TASK: The answer should consist of the records below, repeated exactly, and no pictures.

RECORD SET:

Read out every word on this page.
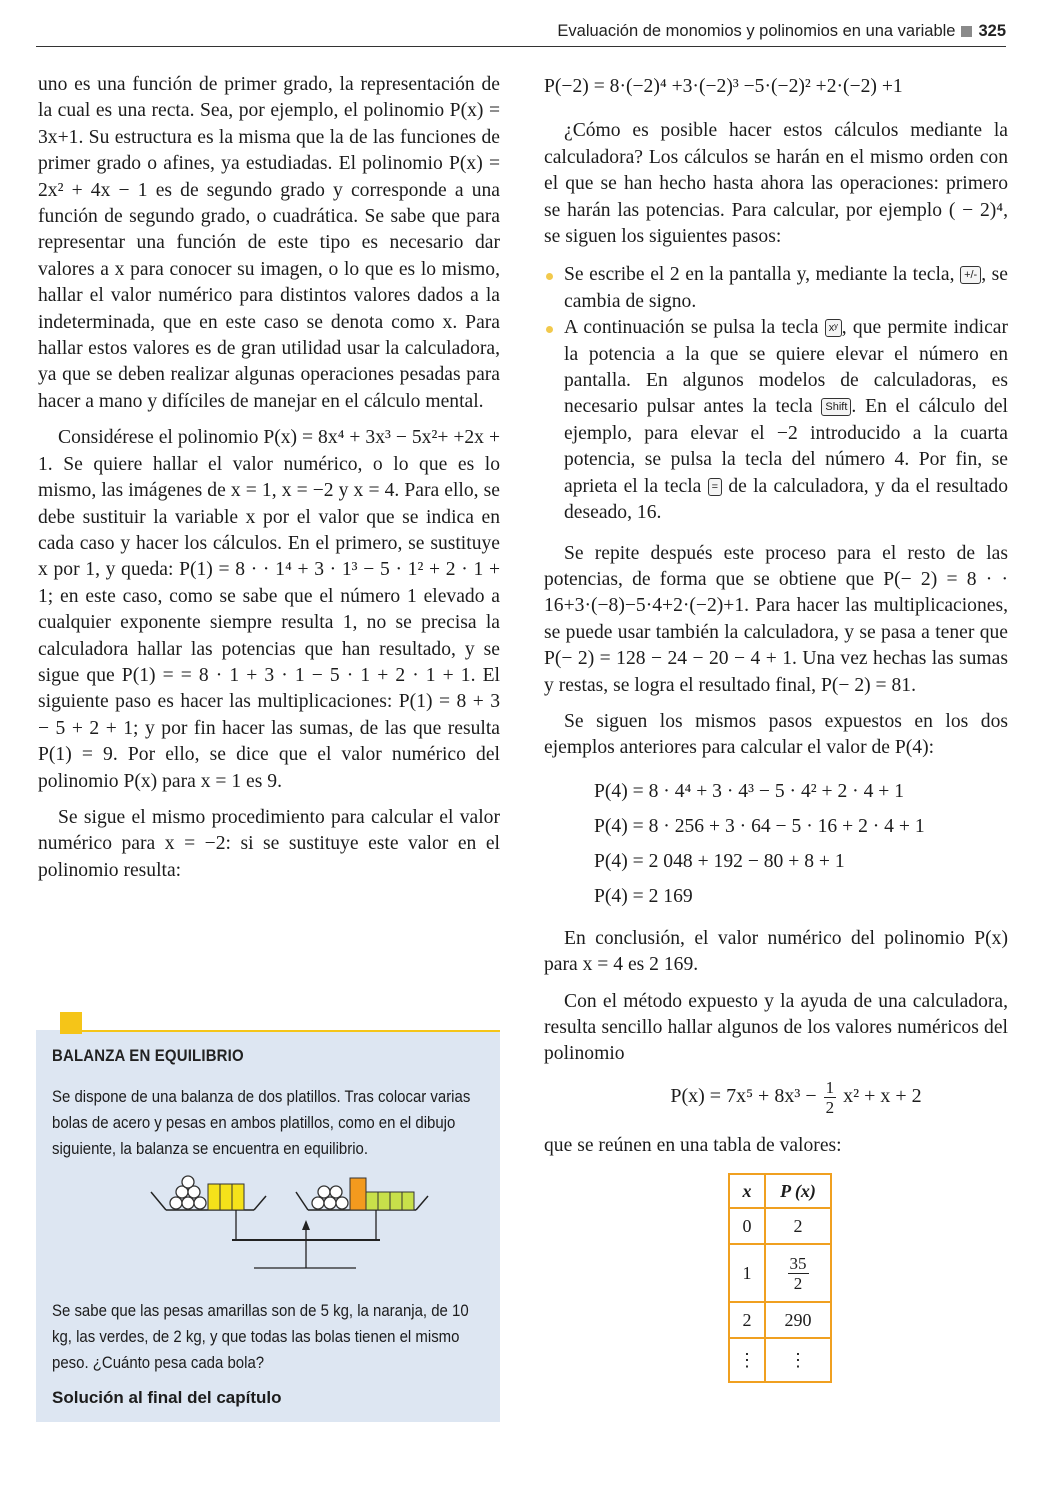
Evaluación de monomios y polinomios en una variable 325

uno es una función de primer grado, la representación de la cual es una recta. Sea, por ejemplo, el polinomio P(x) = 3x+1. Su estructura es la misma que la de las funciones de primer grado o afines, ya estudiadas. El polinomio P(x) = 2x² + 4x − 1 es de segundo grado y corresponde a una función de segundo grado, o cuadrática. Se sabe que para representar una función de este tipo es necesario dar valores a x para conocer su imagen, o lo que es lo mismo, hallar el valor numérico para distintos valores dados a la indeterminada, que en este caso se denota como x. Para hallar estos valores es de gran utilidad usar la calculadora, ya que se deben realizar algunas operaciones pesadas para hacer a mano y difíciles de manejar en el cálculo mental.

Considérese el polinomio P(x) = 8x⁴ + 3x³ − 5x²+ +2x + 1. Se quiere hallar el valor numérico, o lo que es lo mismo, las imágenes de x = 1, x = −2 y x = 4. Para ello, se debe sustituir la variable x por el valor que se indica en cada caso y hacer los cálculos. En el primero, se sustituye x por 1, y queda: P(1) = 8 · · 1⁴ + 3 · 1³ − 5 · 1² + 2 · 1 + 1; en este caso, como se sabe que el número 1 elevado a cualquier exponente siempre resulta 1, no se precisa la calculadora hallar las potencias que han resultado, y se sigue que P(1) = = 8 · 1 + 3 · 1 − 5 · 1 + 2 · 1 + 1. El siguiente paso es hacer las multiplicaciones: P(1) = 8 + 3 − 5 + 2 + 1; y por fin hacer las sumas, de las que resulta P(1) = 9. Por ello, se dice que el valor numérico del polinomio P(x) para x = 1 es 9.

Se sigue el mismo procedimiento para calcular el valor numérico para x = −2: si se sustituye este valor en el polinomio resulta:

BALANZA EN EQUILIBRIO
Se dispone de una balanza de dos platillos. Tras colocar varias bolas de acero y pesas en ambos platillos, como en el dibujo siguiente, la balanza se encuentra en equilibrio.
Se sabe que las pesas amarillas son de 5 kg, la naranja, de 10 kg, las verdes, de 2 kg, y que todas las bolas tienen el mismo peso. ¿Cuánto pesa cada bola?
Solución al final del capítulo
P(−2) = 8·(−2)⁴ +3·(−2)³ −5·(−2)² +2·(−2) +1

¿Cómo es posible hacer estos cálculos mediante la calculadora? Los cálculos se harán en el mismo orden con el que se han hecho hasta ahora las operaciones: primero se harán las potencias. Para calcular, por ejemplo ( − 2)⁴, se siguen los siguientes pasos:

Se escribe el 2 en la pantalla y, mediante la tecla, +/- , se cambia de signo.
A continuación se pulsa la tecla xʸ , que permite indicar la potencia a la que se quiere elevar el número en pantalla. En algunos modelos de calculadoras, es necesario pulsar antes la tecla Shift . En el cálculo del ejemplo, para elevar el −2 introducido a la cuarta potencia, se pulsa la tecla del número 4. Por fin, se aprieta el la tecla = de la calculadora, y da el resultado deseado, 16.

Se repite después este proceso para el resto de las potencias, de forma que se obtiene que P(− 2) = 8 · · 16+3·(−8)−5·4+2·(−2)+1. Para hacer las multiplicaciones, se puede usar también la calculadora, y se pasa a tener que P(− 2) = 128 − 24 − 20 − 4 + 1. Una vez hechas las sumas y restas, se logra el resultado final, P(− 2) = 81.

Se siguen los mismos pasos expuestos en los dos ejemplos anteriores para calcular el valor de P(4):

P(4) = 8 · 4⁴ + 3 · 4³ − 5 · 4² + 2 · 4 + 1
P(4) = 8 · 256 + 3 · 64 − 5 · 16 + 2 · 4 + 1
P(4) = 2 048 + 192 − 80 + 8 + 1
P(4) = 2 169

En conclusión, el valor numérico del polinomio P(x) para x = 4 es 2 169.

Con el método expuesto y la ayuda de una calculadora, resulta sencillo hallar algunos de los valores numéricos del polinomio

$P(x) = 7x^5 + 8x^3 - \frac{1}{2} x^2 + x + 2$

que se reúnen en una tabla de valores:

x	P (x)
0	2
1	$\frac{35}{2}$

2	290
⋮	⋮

RESPONSE:
Read out every word on this page.
Evaluación de monomios y polinomios en una variable 325

uno es una función de primer grado, la representación de la cual es una recta. Sea, por ejemplo, el polinomio P(x) = 3x+1. Su estructura es la misma que la de las funciones de primer grado o afines, ya estudiadas. El polinomio P(x) = 2x² + 4x − 1 es de segundo grado y corresponde a una función de segundo grado, o cuadrática. Se sabe que para representar una función de este tipo es necesario dar valores a x para conocer su imagen, o lo que es lo mismo, hallar el valor numérico para distintos valores dados a la indeterminada, que en este caso se denota como x. Para hallar estos valores es de gran utilidad usar la calculadora, ya que se deben realizar algunas operaciones pesadas para hacer a mano y difíciles de manejar en el cálculo mental.

Considérese el polinomio P(x) = 8x⁴ + 3x³ − 5x²+ +2x + 1. Se quiere hallar el valor numérico, o lo que es lo mismo, las imágenes de x = 1, x = −2 y x = 4. Para ello, se debe sustituir la variable x por el valor que se indica en cada caso y hacer los cálculos. En el primero, se sustituye x por 1, y queda: P(1) = 8 · · 1⁴ + 3 · 1³ − 5 · 1² + 2 · 1 + 1; en este caso, como se sabe que el número 1 elevado a cualquier exponente siempre resulta 1, no se precisa la calculadora hallar las potencias que han resultado, y se sigue que P(1) = = 8 · 1 + 3 · 1 − 5 · 1 + 2 · 1 + 1. El siguiente paso es hacer las multiplicaciones: P(1) = 8 + 3 − 5 + 2 + 1; y por fin hacer las sumas, de las que resulta P(1) = 9. Por ello, se dice que el valor numérico del polinomio P(x) para x = 1 es 9.

Se sigue el mismo procedimiento para calcular el valor numérico para x = −2: si se sustituye este valor en el polinomio resulta:

BALANZA EN EQUILIBRIO
Se dispone de una balanza de dos platillos. Tras colocar varias bolas de acero y pesas en ambos platillos, como en el dibujo siguiente, la balanza se encuentra en equilibrio.
Se sabe que las pesas amarillas son de 5 kg, la naranja, de 10 kg, las verdes, de 2 kg, y que todas las bolas tienen el mismo peso. ¿Cuánto pesa cada bola?
Solución al final del capítulo
P(−2) = 8·(−2)⁴ +3·(−2)³ −5·(−2)² +2·(−2) +1

¿Cómo es posible hacer estos cálculos mediante la calculadora? Los cálculos se harán en el mismo orden con el que se han hecho hasta ahora las operaciones: primero se harán las potencias. Para calcular, por ejemplo ( − 2)⁴, se siguen los siguientes pasos:

Se escribe el 2 en la pantalla y, mediante la tecla, +/- , se cambia de signo.
A continuación se pulsa la tecla xʸ , que permite indicar la potencia a la que se quiere elevar el número en pantalla. En algunos modelos de calculadoras, es necesario pulsar antes la tecla Shift . En el cálculo del ejemplo, para elevar el −2 introducido a la cuarta potencia, se pulsa la tecla del número 4. Por fin, se aprieta el la tecla = de la calculadora, y da el resultado deseado, 16.

Se repite después este proceso para el resto de las potencias, de forma que se obtiene que P(− 2) = 8 · · 16+3·(−8)−5·4+2·(−2)+1. Para hacer las multiplicaciones, se puede usar también la calculadora, y se pasa a tener que P(− 2) = 128 − 24 − 20 − 4 + 1. Una vez hechas las sumas y restas, se logra el resultado final, P(− 2) = 81.

Se siguen los mismos pasos expuestos en los dos ejemplos anteriores para calcular el valor de P(4):

P(4) = 8 · 4⁴ + 3 · 4³ − 5 · 4² + 2 · 4 + 1
P(4) = 8 · 256 + 3 · 64 − 5 · 16 + 2 · 4 + 1
P(4) = 2 048 + 192 − 80 + 8 + 1
P(4) = 2 169

En conclusión, el valor numérico del polinomio P(x) para x = 4 es 2 169.

Con el método expuesto y la ayuda de una calculadora, resulta sencillo hallar algunos de los valores numéricos del polinomio

$P(x) = 7x^5 + 8x^3 - \frac{1}{2} x^2 + x + 2$

que se reúnen en una tabla de valores:

x	P (x)
0	2
1	$\frac{35}{2}$

2	290
⋮	⋮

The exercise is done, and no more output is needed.